### [Data to use]
##########

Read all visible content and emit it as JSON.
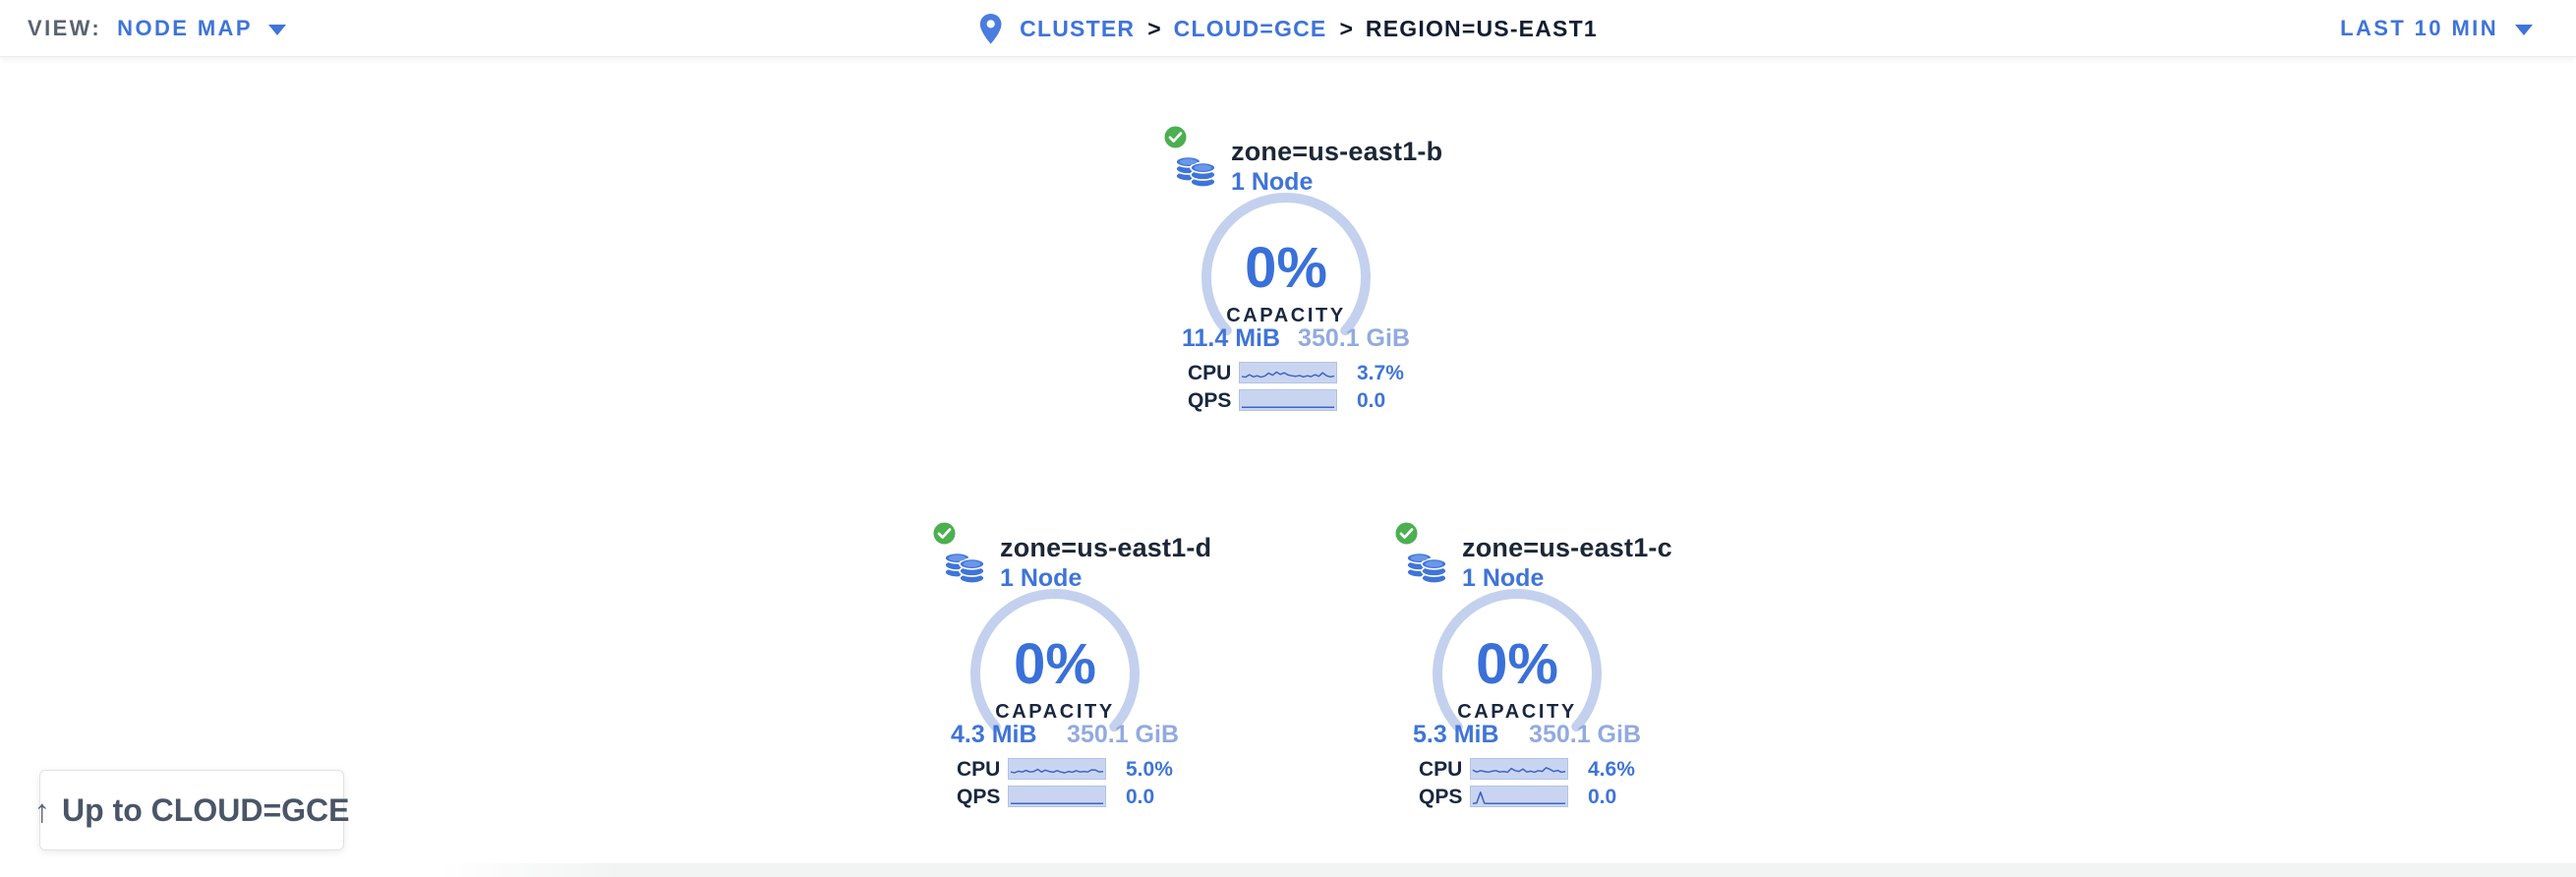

##########

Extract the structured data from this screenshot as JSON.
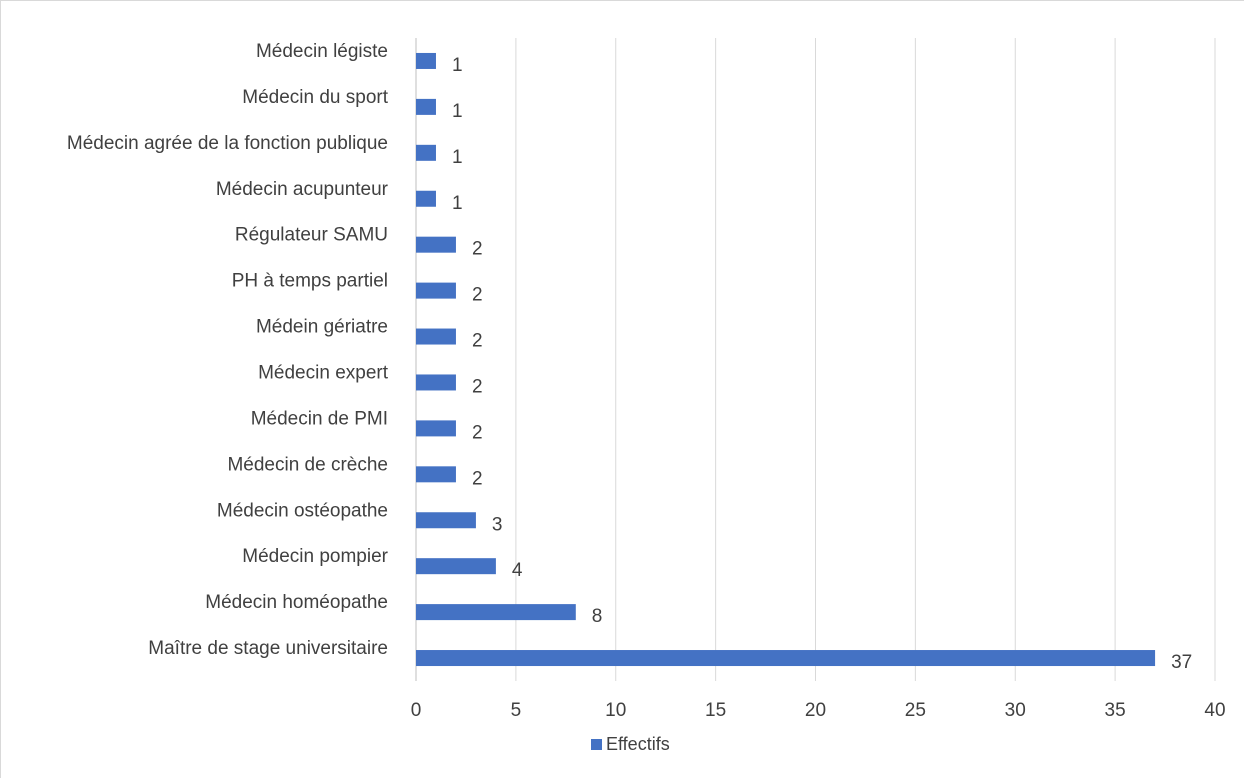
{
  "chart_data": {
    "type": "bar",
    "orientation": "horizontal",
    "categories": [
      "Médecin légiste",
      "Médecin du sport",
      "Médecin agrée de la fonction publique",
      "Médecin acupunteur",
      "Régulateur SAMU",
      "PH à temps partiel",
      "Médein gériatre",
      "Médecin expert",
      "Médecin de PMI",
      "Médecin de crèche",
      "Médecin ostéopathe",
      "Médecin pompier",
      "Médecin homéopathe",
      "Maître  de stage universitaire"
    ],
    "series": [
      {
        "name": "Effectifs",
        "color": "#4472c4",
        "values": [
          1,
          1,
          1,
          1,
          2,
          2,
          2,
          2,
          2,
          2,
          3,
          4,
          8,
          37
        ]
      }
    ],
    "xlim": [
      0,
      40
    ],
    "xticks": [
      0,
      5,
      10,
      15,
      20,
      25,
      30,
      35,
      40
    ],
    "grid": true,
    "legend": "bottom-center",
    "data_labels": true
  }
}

##########

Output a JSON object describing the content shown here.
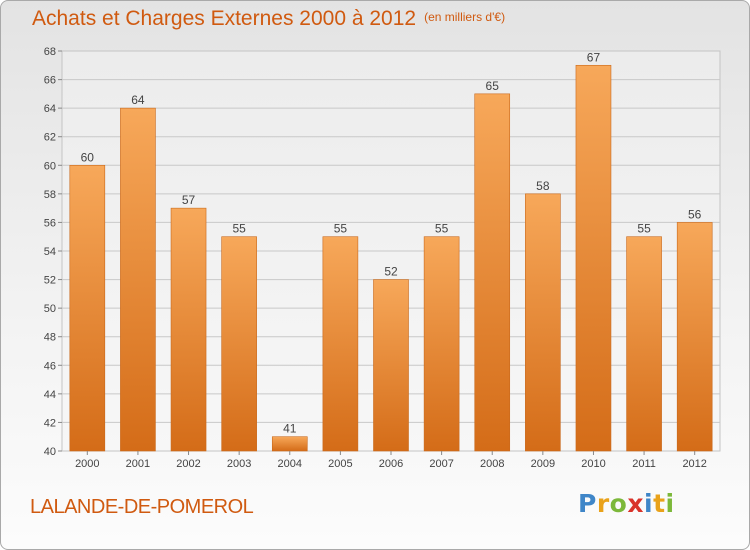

##########

### [Goal]
Identify each line containing the string "content" and copy it out.

### [Reply]
Read all visible content and emit it as JSON.
Output a JSON object describing the content shown here.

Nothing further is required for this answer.